## DESCRIPTION OF THE TASK
Each line below should be retyped exactly, with no pictures.

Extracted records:
(begin)

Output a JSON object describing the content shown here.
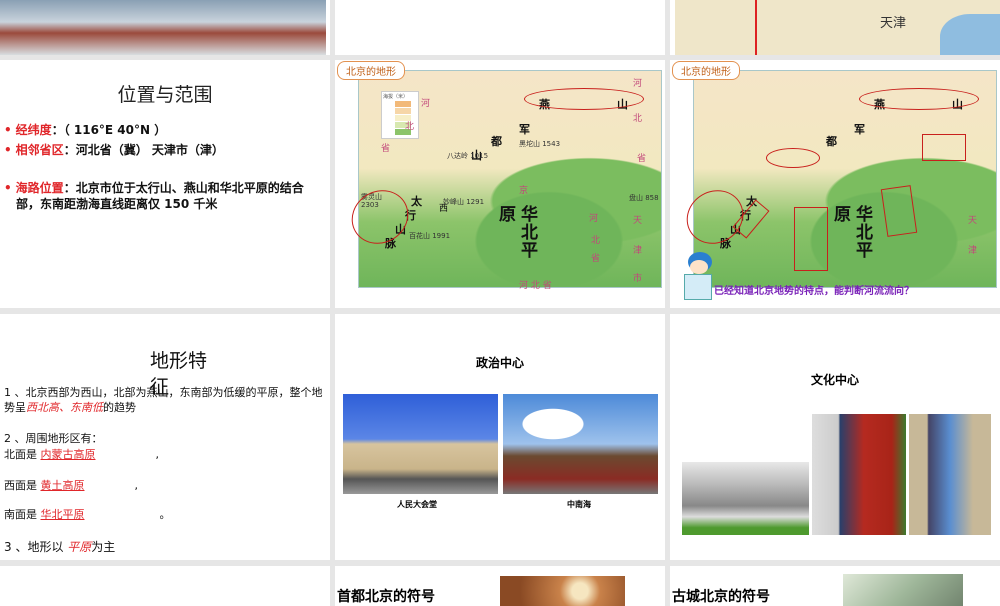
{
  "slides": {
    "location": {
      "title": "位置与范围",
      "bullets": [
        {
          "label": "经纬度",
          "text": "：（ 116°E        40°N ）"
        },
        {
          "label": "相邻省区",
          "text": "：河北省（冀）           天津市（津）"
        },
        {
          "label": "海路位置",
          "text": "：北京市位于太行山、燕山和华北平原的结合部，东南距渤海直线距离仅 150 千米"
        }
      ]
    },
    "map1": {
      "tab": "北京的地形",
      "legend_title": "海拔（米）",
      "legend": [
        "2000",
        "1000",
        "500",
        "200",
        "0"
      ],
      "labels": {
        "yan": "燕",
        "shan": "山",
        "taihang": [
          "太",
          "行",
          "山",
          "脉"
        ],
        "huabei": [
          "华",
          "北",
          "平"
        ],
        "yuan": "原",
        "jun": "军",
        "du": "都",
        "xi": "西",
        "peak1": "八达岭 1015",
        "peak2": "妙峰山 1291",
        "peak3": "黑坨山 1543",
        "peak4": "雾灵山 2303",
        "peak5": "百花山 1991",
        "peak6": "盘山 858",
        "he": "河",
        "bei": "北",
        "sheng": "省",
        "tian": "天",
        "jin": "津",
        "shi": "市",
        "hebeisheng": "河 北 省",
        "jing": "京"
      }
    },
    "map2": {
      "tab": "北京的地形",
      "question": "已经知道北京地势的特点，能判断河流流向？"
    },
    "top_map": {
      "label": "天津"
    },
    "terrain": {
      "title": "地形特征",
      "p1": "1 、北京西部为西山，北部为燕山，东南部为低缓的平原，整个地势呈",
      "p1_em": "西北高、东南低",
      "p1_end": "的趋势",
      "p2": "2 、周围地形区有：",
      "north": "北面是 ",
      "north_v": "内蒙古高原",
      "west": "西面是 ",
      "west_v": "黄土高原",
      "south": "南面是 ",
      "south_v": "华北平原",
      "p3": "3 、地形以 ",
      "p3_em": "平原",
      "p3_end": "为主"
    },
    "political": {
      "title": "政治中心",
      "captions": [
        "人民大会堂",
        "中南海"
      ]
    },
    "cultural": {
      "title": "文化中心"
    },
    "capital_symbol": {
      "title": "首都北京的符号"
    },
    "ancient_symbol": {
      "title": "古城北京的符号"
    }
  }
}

(end)

## REPLY
Output a JSON object describing the content shown here.
{
  "slides": {
    "location": {
      "title": "位置与范围",
      "bullets": [
        {
          "label": "经纬度",
          "text": "：（ 116°E        40°N ）"
        },
        {
          "label": "相邻省区",
          "text": "：河北省（冀）           天津市（津）"
        },
        {
          "label": "海路位置",
          "text": "：北京市位于太行山、燕山和华北平原的结合部，东南距渤海直线距离仅 150 千米"
        }
      ]
    },
    "map1": {
      "tab": "北京的地形",
      "legend_title": "海拔（米）",
      "legend": [
        "2000",
        "1000",
        "500",
        "200",
        "0"
      ],
      "labels": {
        "yan": "燕",
        "shan": "山",
        "taihang": [
          "太",
          "行",
          "山",
          "脉"
        ],
        "huabei": [
          "华",
          "北",
          "平"
        ],
        "yuan": "原",
        "jun": "军",
        "du": "都",
        "xi": "西",
        "peak1": "八达岭 1015",
        "peak2": "妙峰山 1291",
        "peak3": "黑坨山 1543",
        "peak4": "雾灵山 2303",
        "peak5": "百花山 1991",
        "peak6": "盘山 858",
        "he": "河",
        "bei": "北",
        "sheng": "省",
        "tian": "天",
        "jin": "津",
        "shi": "市",
        "hebeisheng": "河 北 省",
        "jing": "京"
      }
    },
    "map2": {
      "tab": "北京的地形",
      "question": "已经知道北京地势的特点，能判断河流流向？"
    },
    "top_map": {
      "label": "天津"
    },
    "terrain": {
      "title": "地形特征",
      "p1": "1 、北京西部为西山，北部为燕山，东南部为低缓的平原，整个地势呈",
      "p1_em": "西北高、东南低",
      "p1_end": "的趋势",
      "p2": "2 、周围地形区有：",
      "north": "北面是 ",
      "north_v": "内蒙古高原",
      "west": "西面是 ",
      "west_v": "黄土高原",
      "south": "南面是 ",
      "south_v": "华北平原",
      "p3": "3 、地形以 ",
      "p3_em": "平原",
      "p3_end": "为主"
    },
    "political": {
      "title": "政治中心",
      "captions": [
        "人民大会堂",
        "中南海"
      ]
    },
    "cultural": {
      "title": "文化中心"
    },
    "capital_symbol": {
      "title": "首都北京的符号"
    },
    "ancient_symbol": {
      "title": "古城北京的符号"
    }
  }
}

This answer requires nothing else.